The entries below are to be transcribed in full, without their images.

[Data items]
————

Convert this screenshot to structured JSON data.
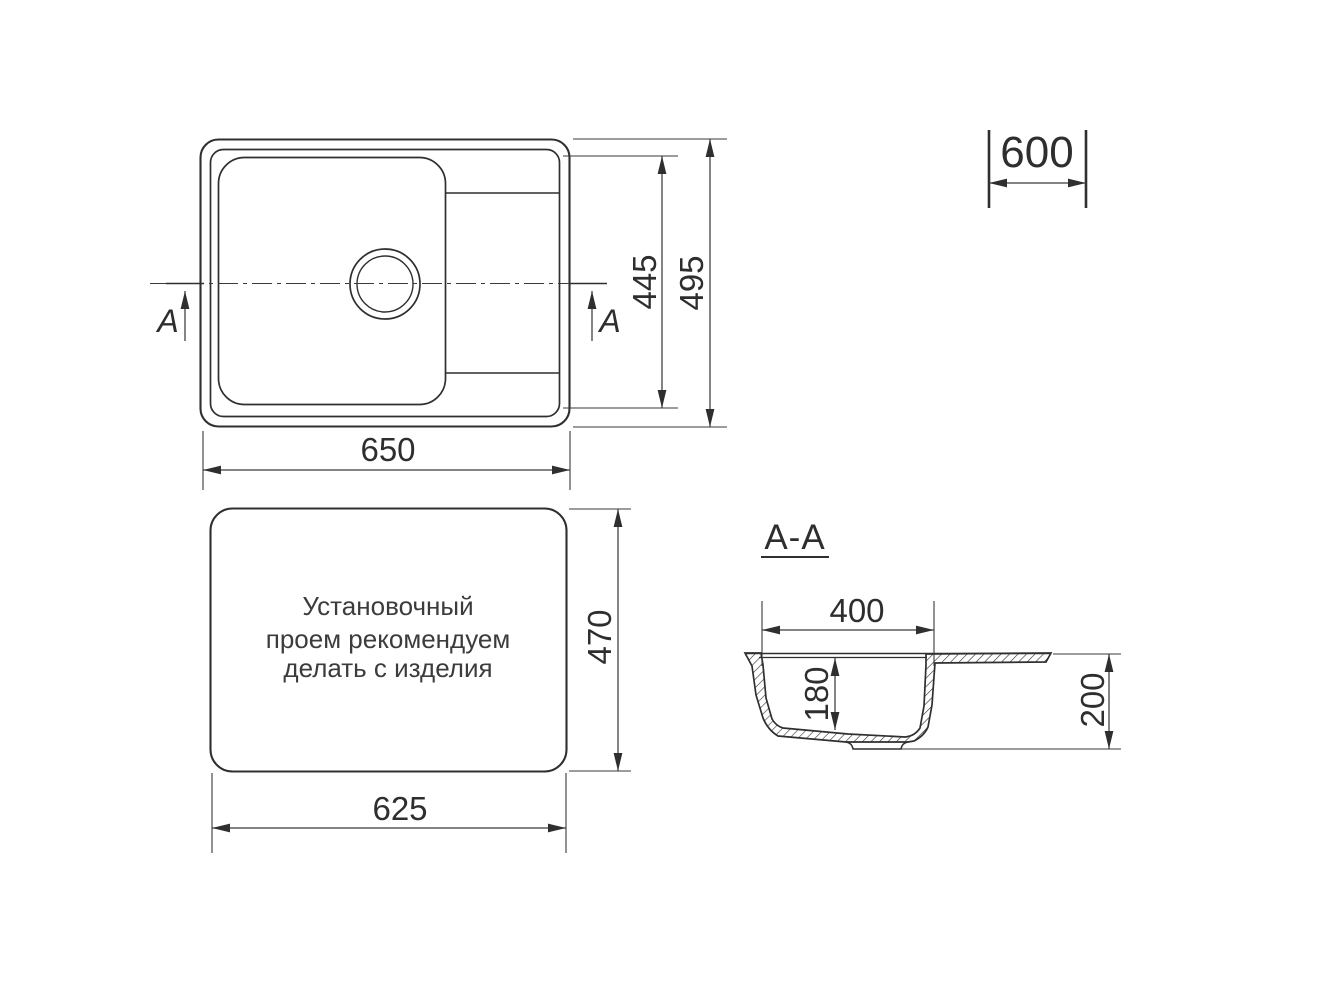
{
  "colors": {
    "background": "#ffffff",
    "line": "#2f2f2f",
    "dimension_line": "#3a3a3a",
    "text": "#2e2e2e",
    "note_text": "#3c3c3c"
  },
  "top_view": {
    "width_label": "650",
    "inner_length_label": "445",
    "outer_length_label": "495",
    "cabinet_width_label": "600",
    "section_mark_left": "A",
    "section_mark_right": "A"
  },
  "installation_view": {
    "note_lines": [
      "Установочный",
      "проем рекомендуем",
      "делать с изделия"
    ],
    "width_label": "625",
    "height_label": "470"
  },
  "section_view": {
    "title": "A-A",
    "bowl_width_label": "400",
    "bowl_depth_label": "180",
    "overall_height_label": "200"
  }
}
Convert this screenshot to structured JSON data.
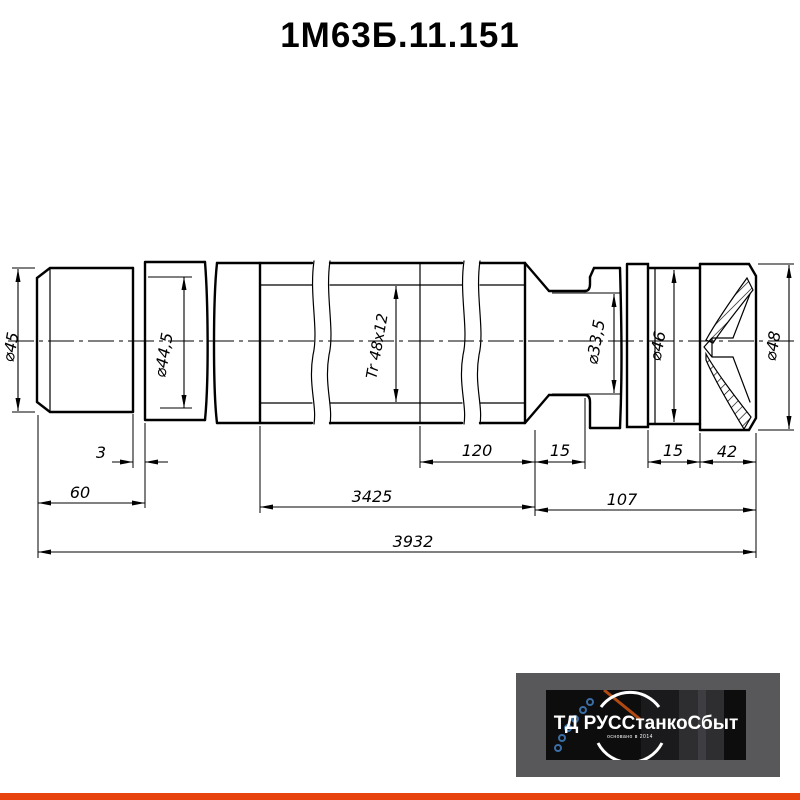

————

■ ANSWER TO THIS PROBLEM:
Convert this screenshot to structured JSON data.
{
  "colors": {
    "background": "#ffffff",
    "line": "#2f2f2f",
    "dimension_line": "#3a3a3a",
    "text": "#2e2e2e",
    "note_text": "#3c3c3c"
  },
  "top_view": {
    "width_label": "650",
    "inner_length_label": "445",
    "outer_length_label": "495",
    "cabinet_width_label": "600",
    "section_mark_left": "A",
    "section_mark_right": "A"
  },
  "installation_view": {
    "note_lines": [
      "Установочный",
      "проем рекомендуем",
      "делать с изделия"
    ],
    "width_label": "625",
    "height_label": "470"
  },
  "section_view": {
    "title": "A-A",
    "bowl_width_label": "400",
    "bowl_depth_label": "180",
    "overall_height_label": "200"
  }
}
Convert this screenshot to structured JSON data.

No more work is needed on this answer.